- _WHAT NEEDS TO BE DONE_: Pull out all lines from the listing below in which the word "info" appears.

------ SOURCE RECORDS

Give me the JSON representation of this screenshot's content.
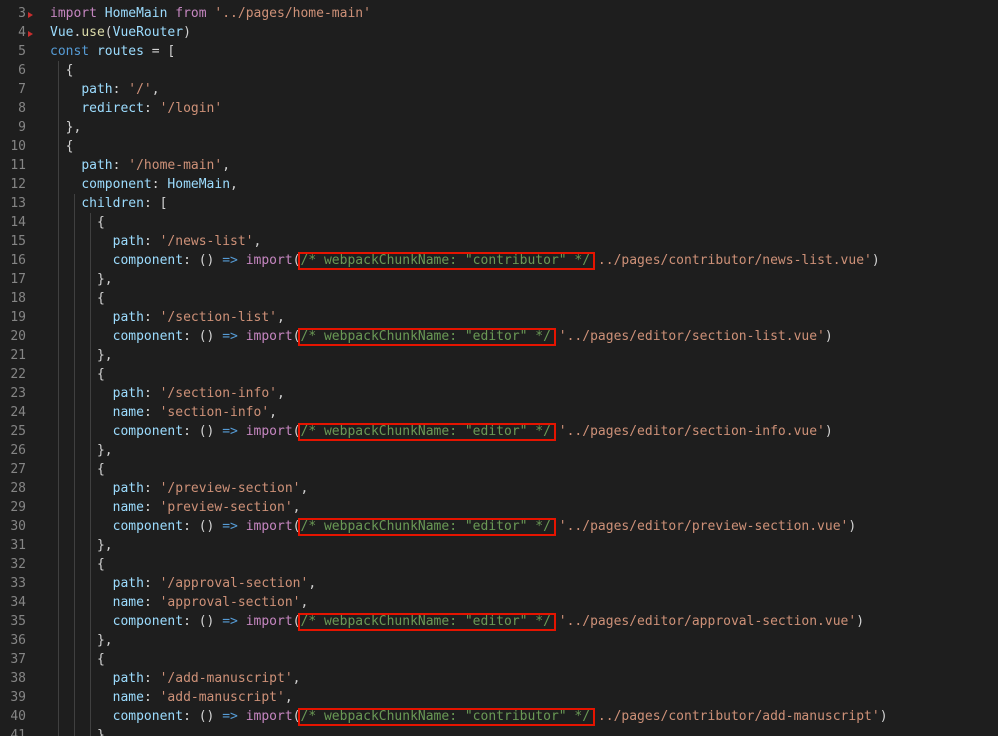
{
  "editor": {
    "lines": [
      {
        "n": "3",
        "toks": [
          [
            "ctrl",
            "import"
          ],
          [
            "punc",
            " "
          ],
          [
            "var",
            "HomeMain"
          ],
          [
            "punc",
            " "
          ],
          [
            "ctrl",
            "from"
          ],
          [
            "punc",
            " "
          ],
          [
            "str",
            "'../pages/home-main'"
          ]
        ]
      },
      {
        "n": "4",
        "toks": [
          [
            "var",
            "Vue"
          ],
          [
            "punc",
            "."
          ],
          [
            "fn",
            "use"
          ],
          [
            "punc",
            "("
          ],
          [
            "var",
            "VueRouter"
          ],
          [
            "punc",
            ")"
          ]
        ]
      },
      {
        "n": "5",
        "toks": [
          [
            "kw",
            "const"
          ],
          [
            "punc",
            " "
          ],
          [
            "var",
            "routes"
          ],
          [
            "punc",
            " = ["
          ]
        ]
      },
      {
        "n": "6",
        "toks": [
          [
            "punc",
            "  {"
          ]
        ]
      },
      {
        "n": "7",
        "toks": [
          [
            "punc",
            "    "
          ],
          [
            "var",
            "path"
          ],
          [
            "punc",
            ": "
          ],
          [
            "str",
            "'/'"
          ],
          [
            "punc",
            ","
          ]
        ]
      },
      {
        "n": "8",
        "toks": [
          [
            "punc",
            "    "
          ],
          [
            "var",
            "redirect"
          ],
          [
            "punc",
            ": "
          ],
          [
            "str",
            "'/login'"
          ]
        ]
      },
      {
        "n": "9",
        "toks": [
          [
            "punc",
            "  },"
          ]
        ]
      },
      {
        "n": "10",
        "toks": [
          [
            "punc",
            "  {"
          ]
        ]
      },
      {
        "n": "11",
        "toks": [
          [
            "punc",
            "    "
          ],
          [
            "var",
            "path"
          ],
          [
            "punc",
            ": "
          ],
          [
            "str",
            "'/home-main'"
          ],
          [
            "punc",
            ","
          ]
        ]
      },
      {
        "n": "12",
        "toks": [
          [
            "punc",
            "    "
          ],
          [
            "var",
            "component"
          ],
          [
            "punc",
            ": "
          ],
          [
            "var",
            "HomeMain"
          ],
          [
            "punc",
            ","
          ]
        ]
      },
      {
        "n": "13",
        "toks": [
          [
            "punc",
            "    "
          ],
          [
            "var",
            "children"
          ],
          [
            "punc",
            ": ["
          ]
        ]
      },
      {
        "n": "14",
        "toks": [
          [
            "punc",
            "      {"
          ]
        ]
      },
      {
        "n": "15",
        "toks": [
          [
            "punc",
            "        "
          ],
          [
            "var",
            "path"
          ],
          [
            "punc",
            ": "
          ],
          [
            "str",
            "'/news-list'"
          ],
          [
            "punc",
            ","
          ]
        ]
      },
      {
        "n": "16",
        "toks": [
          [
            "punc",
            "        "
          ],
          [
            "var",
            "component"
          ],
          [
            "punc",
            ": () "
          ],
          [
            "kw",
            "=>"
          ],
          [
            "punc",
            " "
          ],
          [
            "ctrl",
            "import"
          ],
          [
            "punc",
            "("
          ],
          [
            "cmt",
            "/* webpackChunkName: \"contributor\" */"
          ],
          [
            "str",
            "'../pages/contributor/news-list.vue'"
          ],
          [
            "punc",
            ")"
          ]
        ]
      },
      {
        "n": "17",
        "toks": [
          [
            "punc",
            "      },"
          ]
        ]
      },
      {
        "n": "18",
        "toks": [
          [
            "punc",
            "      {"
          ]
        ]
      },
      {
        "n": "19",
        "toks": [
          [
            "punc",
            "        "
          ],
          [
            "var",
            "path"
          ],
          [
            "punc",
            ": "
          ],
          [
            "str",
            "'/section-list'"
          ],
          [
            "punc",
            ","
          ]
        ]
      },
      {
        "n": "20",
        "toks": [
          [
            "punc",
            "        "
          ],
          [
            "var",
            "component"
          ],
          [
            "punc",
            ": () "
          ],
          [
            "kw",
            "=>"
          ],
          [
            "punc",
            " "
          ],
          [
            "ctrl",
            "import"
          ],
          [
            "punc",
            "("
          ],
          [
            "cmt",
            "/* webpackChunkName: \"editor\" */"
          ],
          [
            "punc",
            " "
          ],
          [
            "str",
            "'../pages/editor/section-list.vue'"
          ],
          [
            "punc",
            ")"
          ]
        ]
      },
      {
        "n": "21",
        "toks": [
          [
            "punc",
            "      },"
          ]
        ]
      },
      {
        "n": "22",
        "toks": [
          [
            "punc",
            "      {"
          ]
        ]
      },
      {
        "n": "23",
        "toks": [
          [
            "punc",
            "        "
          ],
          [
            "var",
            "path"
          ],
          [
            "punc",
            ": "
          ],
          [
            "str",
            "'/section-info'"
          ],
          [
            "punc",
            ","
          ]
        ]
      },
      {
        "n": "24",
        "toks": [
          [
            "punc",
            "        "
          ],
          [
            "var",
            "name"
          ],
          [
            "punc",
            ": "
          ],
          [
            "str",
            "'section-info'"
          ],
          [
            "punc",
            ","
          ]
        ]
      },
      {
        "n": "25",
        "toks": [
          [
            "punc",
            "        "
          ],
          [
            "var",
            "component"
          ],
          [
            "punc",
            ": () "
          ],
          [
            "kw",
            "=>"
          ],
          [
            "punc",
            " "
          ],
          [
            "ctrl",
            "import"
          ],
          [
            "punc",
            "("
          ],
          [
            "cmt",
            "/* webpackChunkName: \"editor\" */"
          ],
          [
            "punc",
            " "
          ],
          [
            "str",
            "'../pages/editor/section-info.vue'"
          ],
          [
            "punc",
            ")"
          ]
        ]
      },
      {
        "n": "26",
        "toks": [
          [
            "punc",
            "      },"
          ]
        ]
      },
      {
        "n": "27",
        "toks": [
          [
            "punc",
            "      {"
          ]
        ]
      },
      {
        "n": "28",
        "toks": [
          [
            "punc",
            "        "
          ],
          [
            "var",
            "path"
          ],
          [
            "punc",
            ": "
          ],
          [
            "str",
            "'/preview-section'"
          ],
          [
            "punc",
            ","
          ]
        ]
      },
      {
        "n": "29",
        "toks": [
          [
            "punc",
            "        "
          ],
          [
            "var",
            "name"
          ],
          [
            "punc",
            ": "
          ],
          [
            "str",
            "'preview-section'"
          ],
          [
            "punc",
            ","
          ]
        ]
      },
      {
        "n": "30",
        "toks": [
          [
            "punc",
            "        "
          ],
          [
            "var",
            "component"
          ],
          [
            "punc",
            ": () "
          ],
          [
            "kw",
            "=>"
          ],
          [
            "punc",
            " "
          ],
          [
            "ctrl",
            "import"
          ],
          [
            "punc",
            "("
          ],
          [
            "cmt",
            "/* webpackChunkName: \"editor\" */"
          ],
          [
            "punc",
            " "
          ],
          [
            "str",
            "'../pages/editor/preview-section.vue'"
          ],
          [
            "punc",
            ")"
          ]
        ]
      },
      {
        "n": "31",
        "toks": [
          [
            "punc",
            "      },"
          ]
        ]
      },
      {
        "n": "32",
        "toks": [
          [
            "punc",
            "      {"
          ]
        ]
      },
      {
        "n": "33",
        "toks": [
          [
            "punc",
            "        "
          ],
          [
            "var",
            "path"
          ],
          [
            "punc",
            ": "
          ],
          [
            "str",
            "'/approval-section'"
          ],
          [
            "punc",
            ","
          ]
        ]
      },
      {
        "n": "34",
        "toks": [
          [
            "punc",
            "        "
          ],
          [
            "var",
            "name"
          ],
          [
            "punc",
            ": "
          ],
          [
            "str",
            "'approval-section'"
          ],
          [
            "punc",
            ","
          ]
        ]
      },
      {
        "n": "35",
        "toks": [
          [
            "punc",
            "        "
          ],
          [
            "var",
            "component"
          ],
          [
            "punc",
            ": () "
          ],
          [
            "kw",
            "=>"
          ],
          [
            "punc",
            " "
          ],
          [
            "ctrl",
            "import"
          ],
          [
            "punc",
            "("
          ],
          [
            "cmt",
            "/* webpackChunkName: \"editor\" */"
          ],
          [
            "punc",
            " "
          ],
          [
            "str",
            "'../pages/editor/approval-section.vue'"
          ],
          [
            "punc",
            ")"
          ]
        ]
      },
      {
        "n": "36",
        "toks": [
          [
            "punc",
            "      },"
          ]
        ]
      },
      {
        "n": "37",
        "toks": [
          [
            "punc",
            "      {"
          ]
        ]
      },
      {
        "n": "38",
        "toks": [
          [
            "punc",
            "        "
          ],
          [
            "var",
            "path"
          ],
          [
            "punc",
            ": "
          ],
          [
            "str",
            "'/add-manuscript'"
          ],
          [
            "punc",
            ","
          ]
        ]
      },
      {
        "n": "39",
        "toks": [
          [
            "punc",
            "        "
          ],
          [
            "var",
            "name"
          ],
          [
            "punc",
            ": "
          ],
          [
            "str",
            "'add-manuscript'"
          ],
          [
            "punc",
            ","
          ]
        ]
      },
      {
        "n": "40",
        "toks": [
          [
            "punc",
            "        "
          ],
          [
            "var",
            "component"
          ],
          [
            "punc",
            ": () "
          ],
          [
            "kw",
            "=>"
          ],
          [
            "punc",
            " "
          ],
          [
            "ctrl",
            "import"
          ],
          [
            "punc",
            "("
          ],
          [
            "cmt",
            "/* webpackChunkName: \"contributor\" */"
          ],
          [
            "str",
            "'../pages/contributor/add-manuscript'"
          ],
          [
            "punc",
            ")"
          ]
        ]
      },
      {
        "n": "41",
        "toks": [
          [
            "punc",
            "      }"
          ]
        ]
      }
    ],
    "highlighted_lines": [
      "16",
      "20",
      "25",
      "30",
      "35",
      "40"
    ],
    "colors": {
      "background": "#1e1e1e",
      "line_number": "#858585",
      "keyword": "#569cd6",
      "control": "#c586c0",
      "string": "#ce9178",
      "variable": "#9cdcfe",
      "function": "#dcdcaa",
      "comment": "#6a9955",
      "highlight_box": "#e51400"
    }
  }
}
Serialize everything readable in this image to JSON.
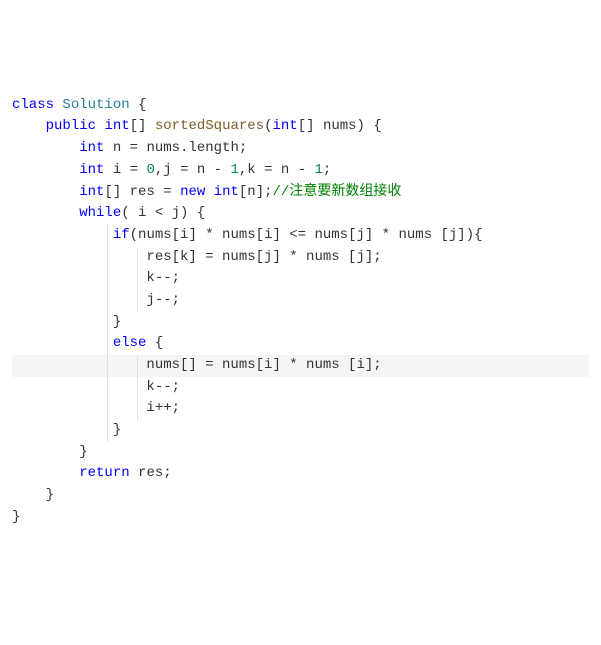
{
  "code": {
    "l1_class": "class",
    "l1_name": "Solution",
    "l1_brace": " {",
    "l2_public": "public",
    "l2_int": "int",
    "l2_method": "sortedSquares",
    "l2_int2": "int",
    "l2_param": "nums",
    "l3_int": "int",
    "l3_rest": " n = nums.length;",
    "l4_int": "int",
    "l4_rest1": " i = ",
    "l4_0": "0",
    "l4_rest2": ",j = n - ",
    "l4_1a": "1",
    "l4_rest3": ",k = n - ",
    "l4_1b": "1",
    "l4_semi": ";",
    "l5_int": "int",
    "l5_rest1": "[] res = ",
    "l5_new": "new",
    "l5_int2": "int",
    "l5_rest2": "[n];",
    "l5_comment": "//注意要新数组接收",
    "l6_while": "while",
    "l6_rest": "( i < j) {",
    "l7_if": "if",
    "l7_rest": "(nums[i] * nums[i] <= nums[j] * nums [j]){",
    "l8": "res[k] = nums[j] * nums [j];",
    "l9": "k--;",
    "l10": "j--;",
    "l11": "}",
    "l12_else": "else",
    "l12_rest": " {",
    "l13": "nums[] = nums[i] * nums [i];",
    "l14": "k--;",
    "l15": "i++;",
    "l16": "}",
    "l17": "}",
    "l18_return": "return",
    "l18_rest": " res;",
    "l19": "}",
    "l20": "}"
  }
}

------------

- _SOLUTION TO THIS PROBLEM_:
            "'/section-info'"
            "'section-info'"
            "'../pages/editor/section-info.vue'"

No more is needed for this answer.